Check every line below for the word "JSON" and show those that hold it.

== Material supplied ==

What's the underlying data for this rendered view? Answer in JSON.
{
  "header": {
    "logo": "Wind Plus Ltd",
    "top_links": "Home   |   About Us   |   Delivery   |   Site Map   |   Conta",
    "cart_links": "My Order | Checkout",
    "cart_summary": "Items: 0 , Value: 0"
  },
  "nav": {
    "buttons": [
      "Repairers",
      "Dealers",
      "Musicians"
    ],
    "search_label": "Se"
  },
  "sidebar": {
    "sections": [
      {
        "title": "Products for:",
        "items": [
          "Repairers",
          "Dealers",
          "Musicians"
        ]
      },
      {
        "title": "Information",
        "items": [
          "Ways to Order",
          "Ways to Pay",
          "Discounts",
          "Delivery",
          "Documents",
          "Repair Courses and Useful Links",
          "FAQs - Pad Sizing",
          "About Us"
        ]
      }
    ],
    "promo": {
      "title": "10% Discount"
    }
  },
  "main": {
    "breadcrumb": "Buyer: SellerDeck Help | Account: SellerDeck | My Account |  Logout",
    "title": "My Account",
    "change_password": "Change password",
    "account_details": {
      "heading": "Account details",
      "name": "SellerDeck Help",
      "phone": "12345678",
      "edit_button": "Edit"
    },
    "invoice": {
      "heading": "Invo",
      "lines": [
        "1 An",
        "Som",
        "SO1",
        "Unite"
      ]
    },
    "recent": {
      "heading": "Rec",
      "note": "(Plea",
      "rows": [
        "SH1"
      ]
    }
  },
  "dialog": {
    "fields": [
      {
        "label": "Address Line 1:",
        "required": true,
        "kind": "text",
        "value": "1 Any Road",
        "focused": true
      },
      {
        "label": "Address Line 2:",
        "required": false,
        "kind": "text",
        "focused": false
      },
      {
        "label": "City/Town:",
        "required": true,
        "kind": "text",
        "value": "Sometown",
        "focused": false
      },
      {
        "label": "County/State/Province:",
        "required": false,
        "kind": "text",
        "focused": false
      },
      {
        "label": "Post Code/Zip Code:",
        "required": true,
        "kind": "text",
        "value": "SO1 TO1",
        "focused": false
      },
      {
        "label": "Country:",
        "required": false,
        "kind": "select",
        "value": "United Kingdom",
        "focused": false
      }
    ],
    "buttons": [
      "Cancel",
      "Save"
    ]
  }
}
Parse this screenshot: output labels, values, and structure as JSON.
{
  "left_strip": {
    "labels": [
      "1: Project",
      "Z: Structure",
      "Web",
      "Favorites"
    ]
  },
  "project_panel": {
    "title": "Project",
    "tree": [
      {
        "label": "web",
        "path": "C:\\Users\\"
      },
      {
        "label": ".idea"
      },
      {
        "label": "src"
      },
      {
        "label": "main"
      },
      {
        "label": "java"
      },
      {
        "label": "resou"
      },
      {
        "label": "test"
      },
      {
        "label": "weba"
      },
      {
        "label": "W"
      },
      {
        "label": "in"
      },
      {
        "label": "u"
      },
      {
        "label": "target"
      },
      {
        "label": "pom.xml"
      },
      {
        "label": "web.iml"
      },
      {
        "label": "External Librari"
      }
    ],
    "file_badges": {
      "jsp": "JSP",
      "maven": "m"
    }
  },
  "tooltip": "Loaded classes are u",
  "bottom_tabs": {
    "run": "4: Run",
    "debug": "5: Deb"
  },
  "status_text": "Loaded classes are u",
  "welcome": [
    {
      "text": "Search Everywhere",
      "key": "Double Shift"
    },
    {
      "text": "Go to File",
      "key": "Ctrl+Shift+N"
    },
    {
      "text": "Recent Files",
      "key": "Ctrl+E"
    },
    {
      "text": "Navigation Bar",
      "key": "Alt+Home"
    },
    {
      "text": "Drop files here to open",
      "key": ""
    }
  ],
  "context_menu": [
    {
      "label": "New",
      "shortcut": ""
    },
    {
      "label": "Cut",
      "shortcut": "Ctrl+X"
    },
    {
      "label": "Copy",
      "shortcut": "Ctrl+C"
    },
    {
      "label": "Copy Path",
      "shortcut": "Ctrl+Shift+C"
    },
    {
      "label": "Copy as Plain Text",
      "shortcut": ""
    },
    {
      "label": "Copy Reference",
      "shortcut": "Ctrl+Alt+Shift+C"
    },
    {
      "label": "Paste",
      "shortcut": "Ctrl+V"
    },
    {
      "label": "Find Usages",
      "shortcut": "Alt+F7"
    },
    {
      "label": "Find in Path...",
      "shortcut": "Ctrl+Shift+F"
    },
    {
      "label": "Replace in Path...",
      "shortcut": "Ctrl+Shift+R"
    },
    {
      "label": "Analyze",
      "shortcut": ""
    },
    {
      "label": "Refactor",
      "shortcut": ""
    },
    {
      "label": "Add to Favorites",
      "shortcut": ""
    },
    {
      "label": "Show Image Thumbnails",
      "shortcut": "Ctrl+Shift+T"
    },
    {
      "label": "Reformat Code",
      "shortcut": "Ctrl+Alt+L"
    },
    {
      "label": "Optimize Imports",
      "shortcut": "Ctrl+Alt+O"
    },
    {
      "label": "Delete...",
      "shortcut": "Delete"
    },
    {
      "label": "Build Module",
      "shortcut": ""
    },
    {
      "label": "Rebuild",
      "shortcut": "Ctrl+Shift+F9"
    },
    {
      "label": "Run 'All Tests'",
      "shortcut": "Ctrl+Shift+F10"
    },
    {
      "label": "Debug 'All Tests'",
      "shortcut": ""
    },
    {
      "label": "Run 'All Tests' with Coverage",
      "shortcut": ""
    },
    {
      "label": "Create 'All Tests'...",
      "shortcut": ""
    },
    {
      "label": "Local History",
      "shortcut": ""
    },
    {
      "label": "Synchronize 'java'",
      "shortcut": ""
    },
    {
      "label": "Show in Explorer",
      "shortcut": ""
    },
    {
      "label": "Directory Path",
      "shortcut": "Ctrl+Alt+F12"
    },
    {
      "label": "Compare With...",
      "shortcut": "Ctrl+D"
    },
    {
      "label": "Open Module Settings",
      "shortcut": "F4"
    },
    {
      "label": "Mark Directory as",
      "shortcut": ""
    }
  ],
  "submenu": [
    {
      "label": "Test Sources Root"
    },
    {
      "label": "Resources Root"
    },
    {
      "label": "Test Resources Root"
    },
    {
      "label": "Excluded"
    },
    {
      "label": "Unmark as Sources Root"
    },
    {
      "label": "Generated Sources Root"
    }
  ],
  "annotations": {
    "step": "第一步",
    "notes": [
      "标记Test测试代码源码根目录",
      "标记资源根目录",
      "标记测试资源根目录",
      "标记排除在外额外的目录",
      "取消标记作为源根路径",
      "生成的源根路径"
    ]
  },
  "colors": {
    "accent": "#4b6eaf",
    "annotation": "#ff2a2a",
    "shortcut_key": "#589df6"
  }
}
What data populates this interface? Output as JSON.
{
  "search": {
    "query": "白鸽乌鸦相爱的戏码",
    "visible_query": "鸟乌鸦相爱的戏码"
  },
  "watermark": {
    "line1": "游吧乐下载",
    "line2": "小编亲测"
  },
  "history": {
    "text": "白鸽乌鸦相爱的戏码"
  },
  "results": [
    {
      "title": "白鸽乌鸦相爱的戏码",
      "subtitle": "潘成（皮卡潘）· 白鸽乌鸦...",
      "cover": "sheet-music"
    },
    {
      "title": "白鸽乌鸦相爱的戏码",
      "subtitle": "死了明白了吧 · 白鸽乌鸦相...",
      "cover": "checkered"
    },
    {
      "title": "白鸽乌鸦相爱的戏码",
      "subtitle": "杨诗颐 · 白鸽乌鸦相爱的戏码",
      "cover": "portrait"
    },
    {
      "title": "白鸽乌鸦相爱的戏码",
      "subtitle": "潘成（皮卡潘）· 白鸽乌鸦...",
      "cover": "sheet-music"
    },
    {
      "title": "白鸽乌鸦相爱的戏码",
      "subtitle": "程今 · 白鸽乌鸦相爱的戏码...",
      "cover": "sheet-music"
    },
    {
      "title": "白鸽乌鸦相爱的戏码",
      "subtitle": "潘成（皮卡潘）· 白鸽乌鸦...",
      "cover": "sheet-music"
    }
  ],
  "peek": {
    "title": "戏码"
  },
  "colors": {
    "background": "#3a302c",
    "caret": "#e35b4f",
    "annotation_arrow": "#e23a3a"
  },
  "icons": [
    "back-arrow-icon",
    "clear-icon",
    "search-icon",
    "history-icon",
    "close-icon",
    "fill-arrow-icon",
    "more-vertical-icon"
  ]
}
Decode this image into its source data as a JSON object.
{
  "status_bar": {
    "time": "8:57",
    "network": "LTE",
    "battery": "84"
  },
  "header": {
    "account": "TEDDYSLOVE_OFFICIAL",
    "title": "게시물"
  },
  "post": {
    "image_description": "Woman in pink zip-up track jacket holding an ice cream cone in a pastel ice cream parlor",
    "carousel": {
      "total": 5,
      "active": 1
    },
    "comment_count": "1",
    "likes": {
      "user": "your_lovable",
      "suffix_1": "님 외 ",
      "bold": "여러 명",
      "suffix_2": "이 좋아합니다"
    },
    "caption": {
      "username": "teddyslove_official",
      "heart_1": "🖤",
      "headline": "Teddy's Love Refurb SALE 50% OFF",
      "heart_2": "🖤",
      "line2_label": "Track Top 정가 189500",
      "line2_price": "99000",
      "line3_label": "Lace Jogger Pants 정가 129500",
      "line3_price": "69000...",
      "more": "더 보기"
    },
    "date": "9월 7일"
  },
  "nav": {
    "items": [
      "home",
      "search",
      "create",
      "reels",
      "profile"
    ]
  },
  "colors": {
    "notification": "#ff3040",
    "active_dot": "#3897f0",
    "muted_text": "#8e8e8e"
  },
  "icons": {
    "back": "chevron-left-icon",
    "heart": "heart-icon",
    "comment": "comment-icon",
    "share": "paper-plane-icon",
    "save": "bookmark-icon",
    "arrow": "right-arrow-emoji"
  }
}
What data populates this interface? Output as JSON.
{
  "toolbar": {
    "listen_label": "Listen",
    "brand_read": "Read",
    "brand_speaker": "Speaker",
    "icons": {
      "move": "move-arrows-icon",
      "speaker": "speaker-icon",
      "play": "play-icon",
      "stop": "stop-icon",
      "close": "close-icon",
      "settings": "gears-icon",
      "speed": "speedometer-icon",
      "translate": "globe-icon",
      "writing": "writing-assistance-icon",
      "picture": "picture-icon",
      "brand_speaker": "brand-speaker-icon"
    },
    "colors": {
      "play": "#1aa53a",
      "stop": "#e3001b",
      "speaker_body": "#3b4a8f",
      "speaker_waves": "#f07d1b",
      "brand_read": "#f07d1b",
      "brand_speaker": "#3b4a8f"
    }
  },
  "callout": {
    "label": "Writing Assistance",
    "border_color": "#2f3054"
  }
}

===

Written solution:
What's the underlying data for this rendered view? Answer in JSON.
Parse this screenshot: output labels, values, and structure as JSON.
What data populates this interface? Output as JSON.
Decode this image into its source data as a JSON object.
What data populates this interface? Output as JSON.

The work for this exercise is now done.